Objective: Retype each record shown below, leaving every character as it is.

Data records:
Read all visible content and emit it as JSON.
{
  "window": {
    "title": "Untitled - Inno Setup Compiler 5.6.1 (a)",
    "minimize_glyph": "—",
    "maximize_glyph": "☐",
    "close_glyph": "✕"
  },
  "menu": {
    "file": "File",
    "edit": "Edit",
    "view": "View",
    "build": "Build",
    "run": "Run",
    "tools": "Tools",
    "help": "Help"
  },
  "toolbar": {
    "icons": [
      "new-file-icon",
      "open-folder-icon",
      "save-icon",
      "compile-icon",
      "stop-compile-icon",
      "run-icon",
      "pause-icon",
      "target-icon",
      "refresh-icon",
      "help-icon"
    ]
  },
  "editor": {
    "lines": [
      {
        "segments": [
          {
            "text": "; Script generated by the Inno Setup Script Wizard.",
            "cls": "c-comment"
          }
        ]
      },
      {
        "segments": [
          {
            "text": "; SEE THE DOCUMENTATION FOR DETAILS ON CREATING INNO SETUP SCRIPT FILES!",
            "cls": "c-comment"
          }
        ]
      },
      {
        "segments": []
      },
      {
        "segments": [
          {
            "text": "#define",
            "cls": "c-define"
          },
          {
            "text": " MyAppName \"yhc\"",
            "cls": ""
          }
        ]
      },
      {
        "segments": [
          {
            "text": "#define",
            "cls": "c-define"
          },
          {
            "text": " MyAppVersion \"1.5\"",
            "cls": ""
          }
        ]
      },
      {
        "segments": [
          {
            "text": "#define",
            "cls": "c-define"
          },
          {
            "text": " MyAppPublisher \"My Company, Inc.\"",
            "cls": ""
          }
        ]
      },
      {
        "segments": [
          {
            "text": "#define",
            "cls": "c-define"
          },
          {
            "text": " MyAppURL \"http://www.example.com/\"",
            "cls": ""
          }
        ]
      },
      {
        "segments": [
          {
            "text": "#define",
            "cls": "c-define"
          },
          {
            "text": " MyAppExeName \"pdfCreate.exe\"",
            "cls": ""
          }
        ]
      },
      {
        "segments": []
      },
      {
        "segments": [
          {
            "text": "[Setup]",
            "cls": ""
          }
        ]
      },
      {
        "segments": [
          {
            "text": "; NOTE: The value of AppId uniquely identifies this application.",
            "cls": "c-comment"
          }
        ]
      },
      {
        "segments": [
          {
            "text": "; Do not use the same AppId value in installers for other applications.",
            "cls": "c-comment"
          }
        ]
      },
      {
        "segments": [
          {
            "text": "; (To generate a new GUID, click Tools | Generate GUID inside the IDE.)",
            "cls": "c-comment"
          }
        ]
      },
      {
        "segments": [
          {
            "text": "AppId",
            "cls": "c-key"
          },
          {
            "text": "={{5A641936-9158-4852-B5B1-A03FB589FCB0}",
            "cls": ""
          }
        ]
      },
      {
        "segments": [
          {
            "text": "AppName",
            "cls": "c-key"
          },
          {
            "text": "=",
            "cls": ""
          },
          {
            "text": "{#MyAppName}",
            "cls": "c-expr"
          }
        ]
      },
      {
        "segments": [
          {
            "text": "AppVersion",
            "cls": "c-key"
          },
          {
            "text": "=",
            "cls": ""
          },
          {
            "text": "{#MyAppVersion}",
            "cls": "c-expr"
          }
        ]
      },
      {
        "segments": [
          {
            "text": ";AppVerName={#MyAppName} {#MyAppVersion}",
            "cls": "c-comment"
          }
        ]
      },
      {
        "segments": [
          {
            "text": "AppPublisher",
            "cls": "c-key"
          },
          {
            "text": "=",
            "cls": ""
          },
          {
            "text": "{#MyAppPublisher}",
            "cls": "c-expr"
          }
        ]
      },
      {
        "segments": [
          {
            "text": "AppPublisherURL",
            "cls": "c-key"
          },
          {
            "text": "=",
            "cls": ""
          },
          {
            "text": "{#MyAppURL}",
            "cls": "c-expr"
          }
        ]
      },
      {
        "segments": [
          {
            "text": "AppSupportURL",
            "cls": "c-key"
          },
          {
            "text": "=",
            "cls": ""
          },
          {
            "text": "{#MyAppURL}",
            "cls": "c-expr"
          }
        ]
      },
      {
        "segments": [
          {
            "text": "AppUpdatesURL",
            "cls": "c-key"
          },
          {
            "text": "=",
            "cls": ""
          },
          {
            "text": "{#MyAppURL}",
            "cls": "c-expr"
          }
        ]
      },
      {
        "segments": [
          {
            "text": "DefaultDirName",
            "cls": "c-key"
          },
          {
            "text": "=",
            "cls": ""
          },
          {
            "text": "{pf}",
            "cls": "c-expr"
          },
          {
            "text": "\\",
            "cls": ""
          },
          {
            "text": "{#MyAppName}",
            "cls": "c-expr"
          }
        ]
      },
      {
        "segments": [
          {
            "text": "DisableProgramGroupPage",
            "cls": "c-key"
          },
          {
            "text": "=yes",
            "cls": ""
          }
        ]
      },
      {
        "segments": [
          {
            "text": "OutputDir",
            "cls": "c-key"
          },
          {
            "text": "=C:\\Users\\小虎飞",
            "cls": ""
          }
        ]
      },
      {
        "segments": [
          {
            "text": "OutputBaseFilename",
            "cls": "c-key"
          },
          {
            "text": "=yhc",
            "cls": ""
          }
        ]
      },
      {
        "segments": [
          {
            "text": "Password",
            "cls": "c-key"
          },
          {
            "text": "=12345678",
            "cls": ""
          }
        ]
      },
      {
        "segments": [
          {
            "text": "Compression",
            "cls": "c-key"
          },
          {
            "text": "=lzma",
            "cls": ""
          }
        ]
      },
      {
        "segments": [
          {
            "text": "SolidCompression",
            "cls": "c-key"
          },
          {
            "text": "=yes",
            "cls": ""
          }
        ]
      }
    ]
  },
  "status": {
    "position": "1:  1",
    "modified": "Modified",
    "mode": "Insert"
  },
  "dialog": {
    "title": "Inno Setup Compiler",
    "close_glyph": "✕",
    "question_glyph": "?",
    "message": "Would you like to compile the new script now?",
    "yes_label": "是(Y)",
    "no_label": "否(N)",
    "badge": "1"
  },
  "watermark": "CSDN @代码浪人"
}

Expected answer:
Read all visible content and emit it as JSON.
{
  "window": {
    "title": "Untitled - Inno Setup Compiler 5.6.1 (a)",
    "minimize_glyph": "—",
    "maximize_glyph": "☐",
    "close_glyph": "✕"
  },
  "menu": {
    "file": "File",
    "edit": "Edit",
    "view": "View",
    "build": "Build",
    "run": "Run",
    "tools": "Tools",
    "help": "Help"
  },
  "toolbar": {
    "icons": [
      "new-file-icon",
      "open-folder-icon",
      "save-icon",
      "compile-icon",
      "stop-compile-icon",
      "run-icon",
      "pause-icon",
      "target-icon",
      "refresh-icon",
      "help-icon"
    ]
  },
  "editor": {
    "lines": [
      {
        "segments": [
          {
            "text": "; Script generated by the Inno Setup Script Wizard.",
            "cls": "c-comment"
          }
        ]
      },
      {
        "segments": [
          {
            "text": "; SEE THE DOCUMENTATION FOR DETAILS ON CREATING INNO SETUP SCRIPT FILES!",
            "cls": "c-comment"
          }
        ]
      },
      {
        "segments": []
      },
      {
        "segments": [
          {
            "text": "#define",
            "cls": "c-define"
          },
          {
            "text": " MyAppName \"yhc\"",
            "cls": ""
          }
        ]
      },
      {
        "segments": [
          {
            "text": "#define",
            "cls": "c-define"
          },
          {
            "text": " MyAppVersion \"1.5\"",
            "cls": ""
          }
        ]
      },
      {
        "segments": [
          {
            "text": "#define",
            "cls": "c-define"
          },
          {
            "text": " MyAppPublisher \"My Company, Inc.\"",
            "cls": ""
          }
        ]
      },
      {
        "segments": [
          {
            "text": "#define",
            "cls": "c-define"
          },
          {
            "text": " MyAppURL \"http://www.example.com/\"",
            "cls": ""
          }
        ]
      },
      {
        "segments": [
          {
            "text": "#define",
            "cls": "c-define"
          },
          {
            "text": " MyAppExeName \"pdfCreate.exe\"",
            "cls": ""
          }
        ]
      },
      {
        "segments": []
      },
      {
        "segments": [
          {
            "text": "[Setup]",
            "cls": ""
          }
        ]
      },
      {
        "segments": [
          {
            "text": "; NOTE: The value of AppId uniquely identifies this application.",
            "cls": "c-comment"
          }
        ]
      },
      {
        "segments": [
          {
            "text": "; Do not use the same AppId value in installers for other applications.",
            "cls": "c-comment"
          }
        ]
      },
      {
        "segments": [
          {
            "text": "; (To generate a new GUID, click Tools | Generate GUID inside the IDE.)",
            "cls": "c-comment"
          }
        ]
      },
      {
        "segments": [
          {
            "text": "AppId",
            "cls": "c-key"
          },
          {
            "text": "={{5A641936-9158-4852-B5B1-A03FB589FCB0}",
            "cls": ""
          }
        ]
      },
      {
        "segments": [
          {
            "text": "AppName",
            "cls": "c-key"
          },
          {
            "text": "=",
            "cls": ""
          },
          {
            "text": "{#MyAppName}",
            "cls": "c-expr"
          }
        ]
      },
      {
        "segments": [
          {
            "text": "AppVersion",
            "cls": "c-key"
          },
          {
            "text": "=",
            "cls": ""
          },
          {
            "text": "{#MyAppVersion}",
            "cls": "c-expr"
          }
        ]
      },
      {
        "segments": [
          {
            "text": ";AppVerName={#MyAppName} {#MyAppVersion}",
            "cls": "c-comment"
          }
        ]
      },
      {
        "segments": [
          {
            "text": "AppPublisher",
            "cls": "c-key"
          },
          {
            "text": "=",
            "cls": ""
          },
          {
            "text": "{#MyAppPublisher}",
            "cls": "c-expr"
          }
        ]
      },
      {
        "segments": [
          {
            "text": "AppPublisherURL",
            "cls": "c-key"
          },
          {
            "text": "=",
            "cls": ""
          },
          {
            "text": "{#MyAppURL}",
            "cls": "c-expr"
          }
        ]
      },
      {
        "segments": [
          {
            "text": "AppSupportURL",
            "cls": "c-key"
          },
          {
            "text": "=",
            "cls": ""
          },
          {
            "text": "{#MyAppURL}",
            "cls": "c-expr"
          }
        ]
      },
      {
        "segments": [
          {
            "text": "AppUpdatesURL",
            "cls": "c-key"
          },
          {
            "text": "=",
            "cls": ""
          },
          {
            "text": "{#MyAppURL}",
            "cls": "c-expr"
          }
        ]
      },
      {
        "segments": [
          {
            "text": "DefaultDirName",
            "cls": "c-key"
          },
          {
            "text": "=",
            "cls": ""
          },
          {
            "text": "{pf}",
            "cls": "c-expr"
          },
          {
            "text": "\\",
            "cls": ""
          },
          {
            "text": "{#MyAppName}",
            "cls": "c-expr"
          }
        ]
      },
      {
        "segments": [
          {
            "text": "DisableProgramGroupPage",
            "cls": "c-key"
          },
          {
            "text": "=yes",
            "cls": ""
          }
        ]
      },
      {
        "segments": [
          {
            "text": "OutputDir",
            "cls": "c-key"
          },
          {
            "text": "=C:\\Users\\小虎飞",
            "cls": ""
          }
        ]
      },
      {
        "segments": [
          {
            "text": "OutputBaseFilename",
            "cls": "c-key"
          },
          {
            "text": "=yhc",
            "cls": ""
          }
        ]
      },
      {
        "segments": [
          {
            "text": "Password",
            "cls": "c-key"
          },
          {
            "text": "=12345678",
            "cls": ""
          }
        ]
      },
      {
        "segments": [
          {
            "text": "Compression",
            "cls": "c-key"
          },
          {
            "text": "=lzma",
            "cls": ""
          }
        ]
      },
      {
        "segments": [
          {
            "text": "SolidCompression",
            "cls": "c-key"
          },
          {
            "text": "=yes",
            "cls": ""
          }
        ]
      }
    ]
  },
  "status": {
    "position": "1:  1",
    "modified": "Modified",
    "mode": "Insert"
  },
  "dialog": {
    "title": "Inno Setup Compiler",
    "close_glyph": "✕",
    "question_glyph": "?",
    "message": "Would you like to compile the new script now?",
    "yes_label": "是(Y)",
    "no_label": "否(N)",
    "badge": "1"
  },
  "watermark": "CSDN @代码浪人"
}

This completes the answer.